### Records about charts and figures
┌──

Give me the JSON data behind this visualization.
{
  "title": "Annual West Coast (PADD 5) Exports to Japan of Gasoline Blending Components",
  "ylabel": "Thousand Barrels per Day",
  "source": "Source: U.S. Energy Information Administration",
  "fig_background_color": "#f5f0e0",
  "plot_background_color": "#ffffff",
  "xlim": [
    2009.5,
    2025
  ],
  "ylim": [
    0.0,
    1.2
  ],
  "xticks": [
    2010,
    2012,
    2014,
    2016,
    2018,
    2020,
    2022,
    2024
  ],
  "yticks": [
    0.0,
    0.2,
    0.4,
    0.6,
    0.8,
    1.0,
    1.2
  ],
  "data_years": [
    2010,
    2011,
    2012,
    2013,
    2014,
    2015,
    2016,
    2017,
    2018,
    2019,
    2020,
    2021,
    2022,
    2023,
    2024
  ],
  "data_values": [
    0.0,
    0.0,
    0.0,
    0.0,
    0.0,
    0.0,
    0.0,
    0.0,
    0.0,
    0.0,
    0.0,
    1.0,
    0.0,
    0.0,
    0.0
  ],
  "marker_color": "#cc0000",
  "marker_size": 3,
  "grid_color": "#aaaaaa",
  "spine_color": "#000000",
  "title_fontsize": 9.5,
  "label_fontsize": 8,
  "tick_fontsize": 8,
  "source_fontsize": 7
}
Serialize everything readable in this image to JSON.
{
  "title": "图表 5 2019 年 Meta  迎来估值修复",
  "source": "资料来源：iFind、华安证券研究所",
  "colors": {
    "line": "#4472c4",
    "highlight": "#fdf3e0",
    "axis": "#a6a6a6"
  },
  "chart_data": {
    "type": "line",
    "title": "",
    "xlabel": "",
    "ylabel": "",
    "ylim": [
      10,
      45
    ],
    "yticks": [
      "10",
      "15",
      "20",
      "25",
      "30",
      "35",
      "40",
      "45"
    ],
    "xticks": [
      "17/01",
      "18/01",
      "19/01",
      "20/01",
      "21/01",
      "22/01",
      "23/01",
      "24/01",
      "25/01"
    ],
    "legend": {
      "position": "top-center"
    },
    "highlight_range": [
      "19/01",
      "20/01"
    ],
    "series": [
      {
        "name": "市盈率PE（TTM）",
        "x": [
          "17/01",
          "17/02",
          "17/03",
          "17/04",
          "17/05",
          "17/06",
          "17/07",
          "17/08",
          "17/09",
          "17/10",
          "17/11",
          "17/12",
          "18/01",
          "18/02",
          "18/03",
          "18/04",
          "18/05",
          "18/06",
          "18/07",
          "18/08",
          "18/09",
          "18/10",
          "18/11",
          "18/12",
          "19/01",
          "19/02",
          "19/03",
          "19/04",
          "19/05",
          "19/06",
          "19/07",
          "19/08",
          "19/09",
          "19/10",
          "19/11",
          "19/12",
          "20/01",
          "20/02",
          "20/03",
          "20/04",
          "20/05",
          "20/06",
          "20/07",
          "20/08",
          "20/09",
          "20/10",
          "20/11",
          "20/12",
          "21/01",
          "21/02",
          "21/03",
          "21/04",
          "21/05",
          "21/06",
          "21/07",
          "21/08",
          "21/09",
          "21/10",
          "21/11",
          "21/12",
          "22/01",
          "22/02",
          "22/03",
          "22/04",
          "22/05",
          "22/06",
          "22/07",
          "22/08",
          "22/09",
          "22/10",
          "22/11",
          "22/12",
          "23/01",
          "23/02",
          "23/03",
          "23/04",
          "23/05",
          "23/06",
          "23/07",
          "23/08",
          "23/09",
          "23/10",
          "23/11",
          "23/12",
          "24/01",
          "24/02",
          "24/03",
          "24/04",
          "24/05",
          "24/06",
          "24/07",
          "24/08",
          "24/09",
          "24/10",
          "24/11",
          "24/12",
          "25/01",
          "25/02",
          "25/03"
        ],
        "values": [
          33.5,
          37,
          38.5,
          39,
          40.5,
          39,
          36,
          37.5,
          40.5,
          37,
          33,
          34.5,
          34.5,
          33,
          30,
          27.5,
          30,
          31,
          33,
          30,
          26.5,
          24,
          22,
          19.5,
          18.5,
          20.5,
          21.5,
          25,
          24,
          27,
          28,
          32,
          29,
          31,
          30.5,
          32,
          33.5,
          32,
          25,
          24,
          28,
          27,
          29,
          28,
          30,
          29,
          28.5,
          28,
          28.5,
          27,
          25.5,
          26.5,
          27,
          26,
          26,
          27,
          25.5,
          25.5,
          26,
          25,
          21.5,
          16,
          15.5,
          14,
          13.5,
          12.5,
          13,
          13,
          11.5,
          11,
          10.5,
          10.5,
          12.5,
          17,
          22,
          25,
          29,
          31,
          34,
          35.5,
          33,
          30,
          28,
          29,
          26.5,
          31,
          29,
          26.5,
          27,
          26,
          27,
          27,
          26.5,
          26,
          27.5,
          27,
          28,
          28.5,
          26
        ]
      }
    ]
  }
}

└──

### Aim
Return all of the entries exactly as written.

### Response
Give me the JSON data behind this visualization.
{
  "title": "Annual West Coast (PADD 5) Exports to Japan of Gasoline Blending Components",
  "ylabel": "Thousand Barrels per Day",
  "source": "Source: U.S. Energy Information Administration",
  "fig_background_color": "#f5f0e0",
  "plot_background_color": "#ffffff",
  "xlim": [
    2009.5,
    2025
  ],
  "ylim": [
    0.0,
    1.2
  ],
  "xticks": [
    2010,
    2012,
    2014,
    2016,
    2018,
    2020,
    2022,
    2024
  ],
  "yticks": [
    0.0,
    0.2,
    0.4,
    0.6,
    0.8,
    1.0,
    1.2
  ],
  "data_years": [
    2010,
    2011,
    2012,
    2013,
    2014,
    2015,
    2016,
    2017,
    2018,
    2019,
    2020,
    2021,
    2022,
    2023,
    2024
  ],
  "data_values": [
    0.0,
    0.0,
    0.0,
    0.0,
    0.0,
    0.0,
    0.0,
    0.0,
    0.0,
    0.0,
    0.0,
    1.0,
    0.0,
    0.0,
    0.0
  ],
  "marker_color": "#cc0000",
  "marker_size": 3,
  "grid_color": "#aaaaaa",
  "spine_color": "#000000",
  "title_fontsize": 9.5,
  "label_fontsize": 8,
  "tick_fontsize": 8,
  "source_fontsize": 7
}
Serialize everything readable in this image to JSON.
{
  "title": "图表 5 2019 年 Meta  迎来估值修复",
  "source": "资料来源：iFind、华安证券研究所",
  "colors": {
    "line": "#4472c4",
    "highlight": "#fdf3e0",
    "axis": "#a6a6a6"
  },
  "chart_data": {
    "type": "line",
    "title": "",
    "xlabel": "",
    "ylabel": "",
    "ylim": [
      10,
      45
    ],
    "yticks": [
      "10",
      "15",
      "20",
      "25",
      "30",
      "35",
      "40",
      "45"
    ],
    "xticks": [
      "17/01",
      "18/01",
      "19/01",
      "20/01",
      "21/01",
      "22/01",
      "23/01",
      "24/01",
      "25/01"
    ],
    "legend": {
      "position": "top-center"
    },
    "highlight_range": [
      "19/01",
      "20/01"
    ],
    "series": [
      {
        "name": "市盈率PE（TTM）",
        "x": [
          "17/01",
          "17/02",
          "17/03",
          "17/04",
          "17/05",
          "17/06",
          "17/07",
          "17/08",
          "17/09",
          "17/10",
          "17/11",
          "17/12",
          "18/01",
          "18/02",
          "18/03",
          "18/04",
          "18/05",
          "18/06",
          "18/07",
          "18/08",
          "18/09",
          "18/10",
          "18/11",
          "18/12",
          "19/01",
          "19/02",
          "19/03",
          "19/04",
          "19/05",
          "19/06",
          "19/07",
          "19/08",
          "19/09",
          "19/10",
          "19/11",
          "19/12",
          "20/01",
          "20/02",
          "20/03",
          "20/04",
          "20/05",
          "20/06",
          "20/07",
          "20/08",
          "20/09",
          "20/10",
          "20/11",
          "20/12",
          "21/01",
          "21/02",
          "21/03",
          "21/04",
          "21/05",
          "21/06",
          "21/07",
          "21/08",
          "21/09",
          "21/10",
          "21/11",
          "21/12",
          "22/01",
          "22/02",
          "22/03",
          "22/04",
          "22/05",
          "22/06",
          "22/07",
          "22/08",
          "22/09",
          "22/10",
          "22/11",
          "22/12",
          "23/01",
          "23/02",
          "23/03",
          "23/04",
          "23/05",
          "23/06",
          "23/07",
          "23/08",
          "23/09",
          "23/10",
          "23/11",
          "23/12",
          "24/01",
          "24/02",
          "24/03",
          "24/04",
          "24/05",
          "24/06",
          "24/07",
          "24/08",
          "24/09",
          "24/10",
          "24/11",
          "24/12",
          "25/01",
          "25/02",
          "25/03"
        ],
        "values": [
          33.5,
          37,
          38.5,
          39,
          40.5,
          39,
          36,
          37.5,
          40.5,
          37,
          33,
          34.5,
          34.5,
          33,
          30,
          27.5,
          30,
          31,
          33,
          30,
          26.5,
          24,
          22,
          19.5,
          18.5,
          20.5,
          21.5,
          25,
          24,
          27,
          28,
          32,
          29,
          31,
          30.5,
          32,
          33.5,
          32,
          25,
          24,
          28,
          27,
          29,
          28,
          30,
          29,
          28.5,
          28,
          28.5,
          27,
          25.5,
          26.5,
          27,
          26,
          26,
          27,
          25.5,
          25.5,
          26,
          25,
          21.5,
          16,
          15.5,
          14,
          13.5,
          12.5,
          13,
          13,
          11.5,
          11,
          10.5,
          10.5,
          12.5,
          17,
          22,
          25,
          29,
          31,
          34,
          35.5,
          33,
          30,
          28,
          29,
          26.5,
          31,
          29,
          26.5,
          27,
          26,
          27,
          27,
          26.5,
          26,
          27.5,
          27,
          28,
          28.5,
          26
        ]
      }
    ]
  }
}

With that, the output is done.